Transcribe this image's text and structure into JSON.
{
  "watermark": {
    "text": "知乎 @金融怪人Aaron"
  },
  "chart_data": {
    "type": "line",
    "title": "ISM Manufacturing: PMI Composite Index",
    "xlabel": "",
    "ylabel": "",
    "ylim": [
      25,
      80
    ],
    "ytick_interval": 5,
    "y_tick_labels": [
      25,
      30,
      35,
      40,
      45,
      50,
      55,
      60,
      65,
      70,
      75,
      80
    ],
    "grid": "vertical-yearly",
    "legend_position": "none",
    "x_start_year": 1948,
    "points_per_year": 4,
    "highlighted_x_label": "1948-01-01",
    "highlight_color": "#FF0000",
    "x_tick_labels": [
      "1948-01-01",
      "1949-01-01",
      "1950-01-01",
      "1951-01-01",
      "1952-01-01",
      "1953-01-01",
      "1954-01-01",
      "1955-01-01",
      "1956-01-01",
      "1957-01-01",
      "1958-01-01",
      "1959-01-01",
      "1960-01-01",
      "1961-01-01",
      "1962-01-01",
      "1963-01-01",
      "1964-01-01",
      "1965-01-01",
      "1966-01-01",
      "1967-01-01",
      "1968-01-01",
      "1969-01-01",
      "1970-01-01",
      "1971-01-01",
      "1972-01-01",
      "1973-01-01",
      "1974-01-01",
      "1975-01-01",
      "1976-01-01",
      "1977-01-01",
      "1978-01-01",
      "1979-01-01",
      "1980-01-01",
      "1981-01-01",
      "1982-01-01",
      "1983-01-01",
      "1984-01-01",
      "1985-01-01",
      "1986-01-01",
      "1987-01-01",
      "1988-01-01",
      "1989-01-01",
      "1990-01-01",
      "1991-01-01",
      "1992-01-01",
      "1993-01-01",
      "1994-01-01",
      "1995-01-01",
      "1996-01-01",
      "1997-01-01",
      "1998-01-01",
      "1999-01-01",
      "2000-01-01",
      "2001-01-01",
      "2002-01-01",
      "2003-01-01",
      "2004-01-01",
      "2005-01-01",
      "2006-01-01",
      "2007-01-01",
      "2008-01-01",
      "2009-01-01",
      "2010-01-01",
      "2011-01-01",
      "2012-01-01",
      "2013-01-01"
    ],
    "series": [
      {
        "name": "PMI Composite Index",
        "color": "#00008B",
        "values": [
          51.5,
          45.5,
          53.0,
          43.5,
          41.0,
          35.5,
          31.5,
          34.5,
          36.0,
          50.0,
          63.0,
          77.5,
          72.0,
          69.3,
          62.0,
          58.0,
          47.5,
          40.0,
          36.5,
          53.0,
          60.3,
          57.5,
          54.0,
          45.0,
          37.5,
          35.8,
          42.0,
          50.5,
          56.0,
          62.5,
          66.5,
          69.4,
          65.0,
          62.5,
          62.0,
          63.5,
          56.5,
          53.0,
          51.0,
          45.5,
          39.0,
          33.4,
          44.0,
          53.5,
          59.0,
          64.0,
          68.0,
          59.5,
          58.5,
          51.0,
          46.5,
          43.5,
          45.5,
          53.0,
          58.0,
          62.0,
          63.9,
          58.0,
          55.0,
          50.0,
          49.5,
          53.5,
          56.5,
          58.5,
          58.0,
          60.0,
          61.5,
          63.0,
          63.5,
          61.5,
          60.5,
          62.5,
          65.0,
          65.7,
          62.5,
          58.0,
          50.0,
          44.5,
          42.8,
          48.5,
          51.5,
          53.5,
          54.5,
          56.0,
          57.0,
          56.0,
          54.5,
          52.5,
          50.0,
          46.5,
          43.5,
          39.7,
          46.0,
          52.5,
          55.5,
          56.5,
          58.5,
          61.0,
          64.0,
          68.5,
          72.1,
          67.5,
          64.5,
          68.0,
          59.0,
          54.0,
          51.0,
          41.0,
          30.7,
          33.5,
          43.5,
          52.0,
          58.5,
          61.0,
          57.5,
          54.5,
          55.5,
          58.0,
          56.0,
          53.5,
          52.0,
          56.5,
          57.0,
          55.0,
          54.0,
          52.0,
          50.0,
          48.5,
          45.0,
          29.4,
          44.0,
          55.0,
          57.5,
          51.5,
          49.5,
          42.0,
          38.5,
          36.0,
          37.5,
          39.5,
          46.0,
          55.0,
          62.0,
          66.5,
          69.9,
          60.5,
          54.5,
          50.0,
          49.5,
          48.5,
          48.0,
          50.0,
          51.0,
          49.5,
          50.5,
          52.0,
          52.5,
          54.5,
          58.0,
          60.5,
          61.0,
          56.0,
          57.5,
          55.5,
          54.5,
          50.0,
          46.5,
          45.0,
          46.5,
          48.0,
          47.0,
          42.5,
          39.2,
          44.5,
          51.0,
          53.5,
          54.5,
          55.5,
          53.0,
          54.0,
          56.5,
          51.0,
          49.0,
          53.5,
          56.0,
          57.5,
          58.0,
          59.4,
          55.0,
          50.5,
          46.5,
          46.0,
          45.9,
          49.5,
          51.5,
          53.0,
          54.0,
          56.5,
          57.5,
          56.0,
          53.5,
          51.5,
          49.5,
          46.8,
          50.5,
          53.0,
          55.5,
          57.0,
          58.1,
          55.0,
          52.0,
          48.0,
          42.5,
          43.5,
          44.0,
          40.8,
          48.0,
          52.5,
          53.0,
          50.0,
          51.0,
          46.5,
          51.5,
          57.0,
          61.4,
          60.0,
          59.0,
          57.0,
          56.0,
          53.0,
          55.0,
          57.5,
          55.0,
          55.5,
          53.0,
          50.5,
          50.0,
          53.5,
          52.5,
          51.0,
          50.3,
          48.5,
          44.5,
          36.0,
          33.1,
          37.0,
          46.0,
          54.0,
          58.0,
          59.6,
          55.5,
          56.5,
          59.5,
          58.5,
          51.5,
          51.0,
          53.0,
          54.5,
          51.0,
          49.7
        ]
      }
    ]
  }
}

___

Exercise task: Count the lines of the material that include the word "text", then state only the total.

Answer to this problem: 2